> **What to do**
Reproduce the lines below with "screenshot" swapped for "image" and all other text unchanged. Omit the pictures from the answer.

> **Supplied entries**
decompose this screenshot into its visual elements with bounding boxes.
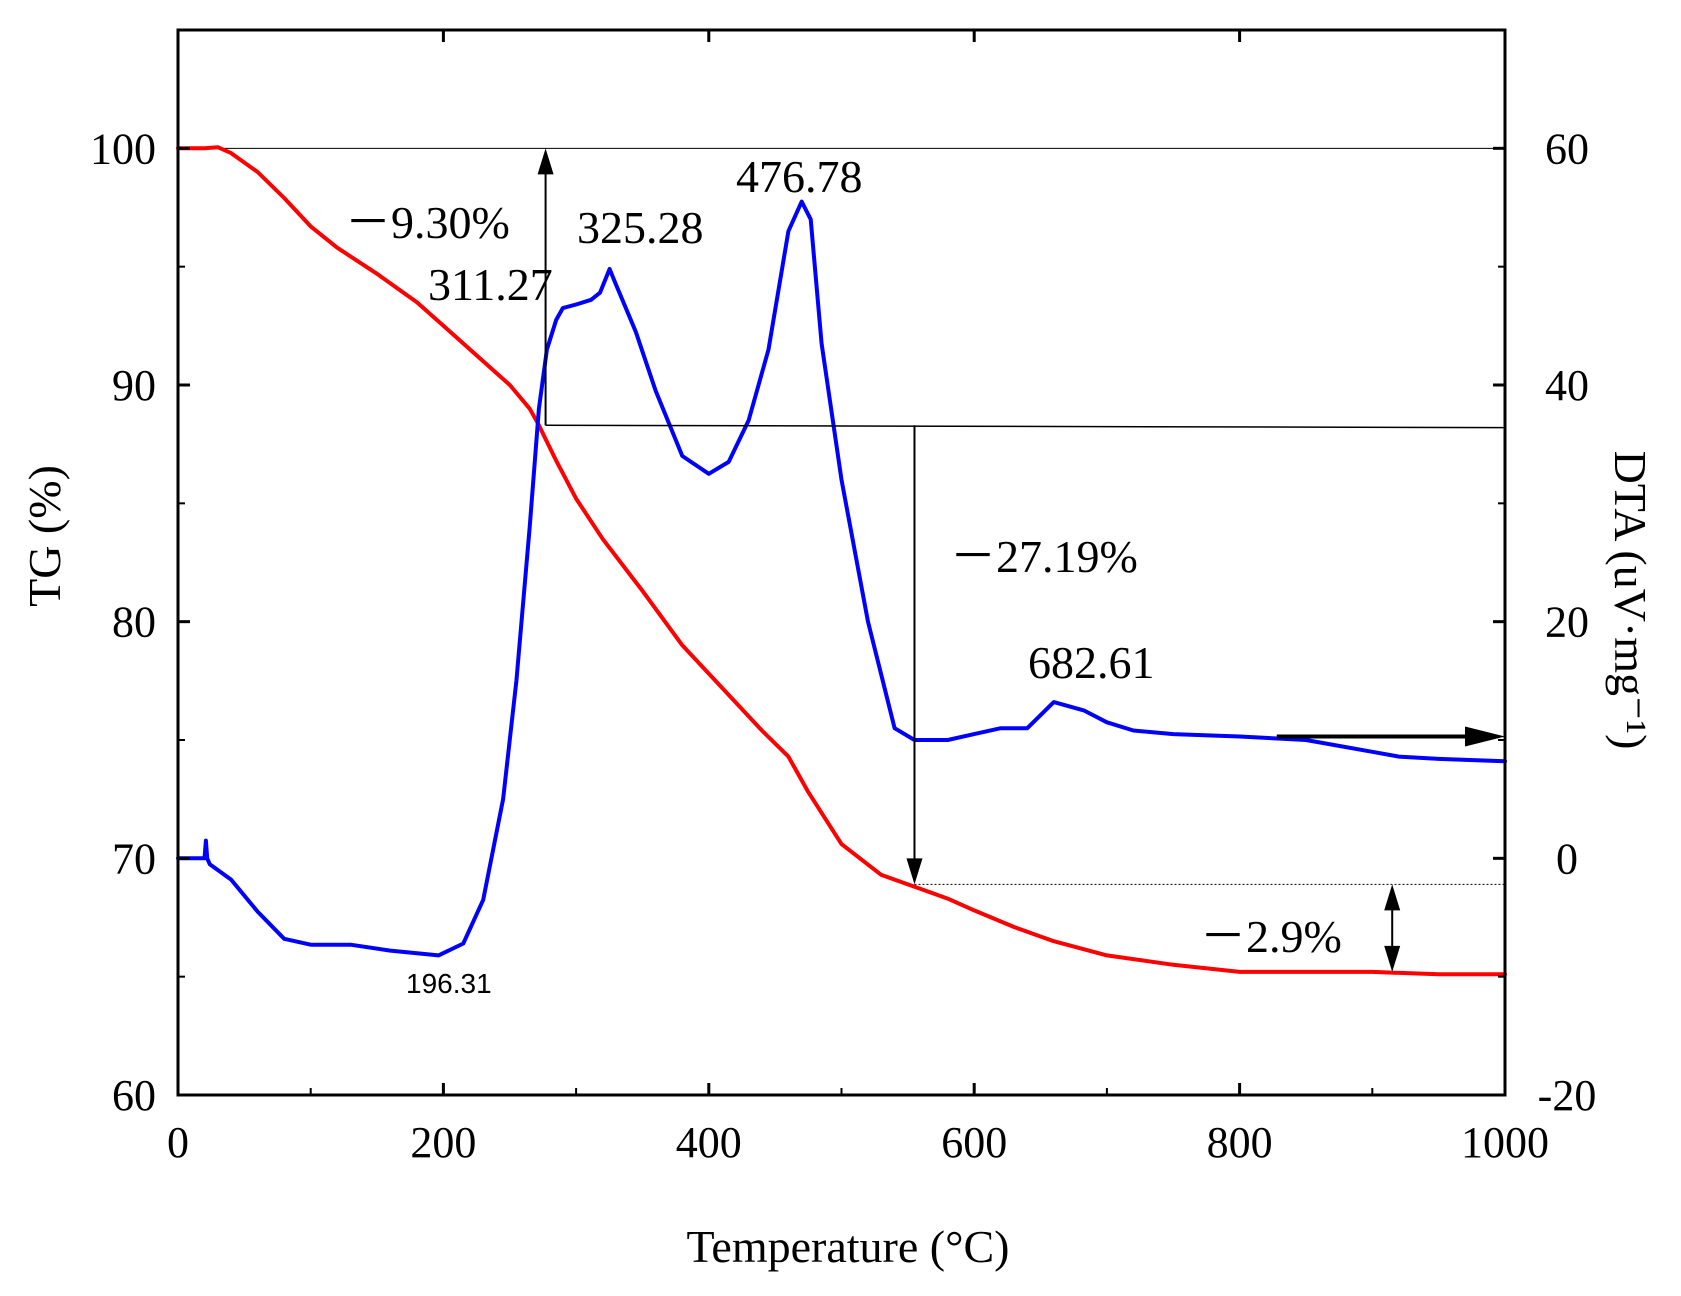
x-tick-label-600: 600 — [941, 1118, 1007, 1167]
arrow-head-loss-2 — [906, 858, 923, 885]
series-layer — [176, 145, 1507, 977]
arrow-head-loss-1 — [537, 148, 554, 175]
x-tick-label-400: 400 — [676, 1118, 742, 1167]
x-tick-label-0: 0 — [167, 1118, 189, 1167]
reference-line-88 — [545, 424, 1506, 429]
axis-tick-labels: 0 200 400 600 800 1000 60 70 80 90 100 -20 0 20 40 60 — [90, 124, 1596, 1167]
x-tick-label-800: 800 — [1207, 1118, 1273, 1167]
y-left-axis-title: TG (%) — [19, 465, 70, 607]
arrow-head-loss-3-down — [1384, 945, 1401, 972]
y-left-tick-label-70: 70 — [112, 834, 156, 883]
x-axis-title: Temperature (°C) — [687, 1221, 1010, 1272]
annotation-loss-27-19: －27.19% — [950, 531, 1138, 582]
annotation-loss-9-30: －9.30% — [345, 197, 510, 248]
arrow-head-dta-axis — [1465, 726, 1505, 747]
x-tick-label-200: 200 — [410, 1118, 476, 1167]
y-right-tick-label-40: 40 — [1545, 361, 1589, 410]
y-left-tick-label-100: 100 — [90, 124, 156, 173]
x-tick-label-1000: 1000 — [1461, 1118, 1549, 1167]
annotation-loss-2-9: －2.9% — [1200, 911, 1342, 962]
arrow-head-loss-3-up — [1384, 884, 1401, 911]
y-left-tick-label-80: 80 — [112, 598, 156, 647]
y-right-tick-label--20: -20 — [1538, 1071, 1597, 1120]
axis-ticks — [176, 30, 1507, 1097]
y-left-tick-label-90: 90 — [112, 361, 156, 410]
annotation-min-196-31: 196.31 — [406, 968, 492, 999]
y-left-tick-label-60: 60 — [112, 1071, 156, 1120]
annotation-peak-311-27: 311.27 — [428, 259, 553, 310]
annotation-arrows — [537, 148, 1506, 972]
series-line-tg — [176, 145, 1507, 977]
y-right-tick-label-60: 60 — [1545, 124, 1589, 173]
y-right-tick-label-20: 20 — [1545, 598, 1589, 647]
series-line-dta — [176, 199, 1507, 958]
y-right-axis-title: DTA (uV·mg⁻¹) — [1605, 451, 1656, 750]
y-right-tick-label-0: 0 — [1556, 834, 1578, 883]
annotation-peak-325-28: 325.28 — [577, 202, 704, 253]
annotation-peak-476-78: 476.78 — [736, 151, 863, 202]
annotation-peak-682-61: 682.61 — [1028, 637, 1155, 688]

> **Answer for the task**
decompose this image into its visual elements with bounding boxes.
x-tick-label-600: 600 — [941, 1118, 1007, 1167]
arrow-head-loss-2 — [906, 858, 923, 885]
series-layer — [176, 145, 1507, 977]
arrow-head-loss-1 — [537, 148, 554, 175]
x-tick-label-400: 400 — [676, 1118, 742, 1167]
x-tick-label-0: 0 — [167, 1118, 189, 1167]
reference-line-88 — [545, 424, 1506, 429]
axis-tick-labels: 0 200 400 600 800 1000 60 70 80 90 100 -20 0 20 40 60 — [90, 124, 1596, 1167]
x-tick-label-800: 800 — [1207, 1118, 1273, 1167]
y-left-axis-title: TG (%) — [19, 465, 70, 607]
arrow-head-loss-3-down — [1384, 945, 1401, 972]
y-left-tick-label-70: 70 — [112, 834, 156, 883]
x-axis-title: Temperature (°C) — [687, 1221, 1010, 1272]
annotation-loss-27-19: －27.19% — [950, 531, 1138, 582]
annotation-loss-9-30: －9.30% — [345, 197, 510, 248]
arrow-head-dta-axis — [1465, 726, 1505, 747]
x-tick-label-200: 200 — [410, 1118, 476, 1167]
y-right-tick-label-40: 40 — [1545, 361, 1589, 410]
y-left-tick-label-100: 100 — [90, 124, 156, 173]
x-tick-label-1000: 1000 — [1461, 1118, 1549, 1167]
annotation-loss-2-9: －2.9% — [1200, 911, 1342, 962]
arrow-head-loss-3-up — [1384, 884, 1401, 911]
y-left-tick-label-80: 80 — [112, 598, 156, 647]
y-right-tick-label--20: -20 — [1538, 1071, 1597, 1120]
axis-ticks — [176, 30, 1507, 1097]
y-left-tick-label-90: 90 — [112, 361, 156, 410]
annotation-min-196-31: 196.31 — [406, 968, 492, 999]
y-left-tick-label-60: 60 — [112, 1071, 156, 1120]
annotation-peak-311-27: 311.27 — [428, 259, 553, 310]
annotation-arrows — [537, 148, 1506, 972]
series-line-tg — [176, 145, 1507, 977]
y-right-tick-label-60: 60 — [1545, 124, 1589, 173]
y-right-tick-label-20: 20 — [1545, 598, 1589, 647]
series-line-dta — [176, 199, 1507, 958]
y-right-axis-title: DTA (uV·mg⁻¹) — [1605, 451, 1656, 750]
y-right-tick-label-0: 0 — [1556, 834, 1578, 883]
annotation-peak-325-28: 325.28 — [577, 202, 704, 253]
annotation-peak-476-78: 476.78 — [736, 151, 863, 202]
annotation-peak-682-61: 682.61 — [1028, 637, 1155, 688]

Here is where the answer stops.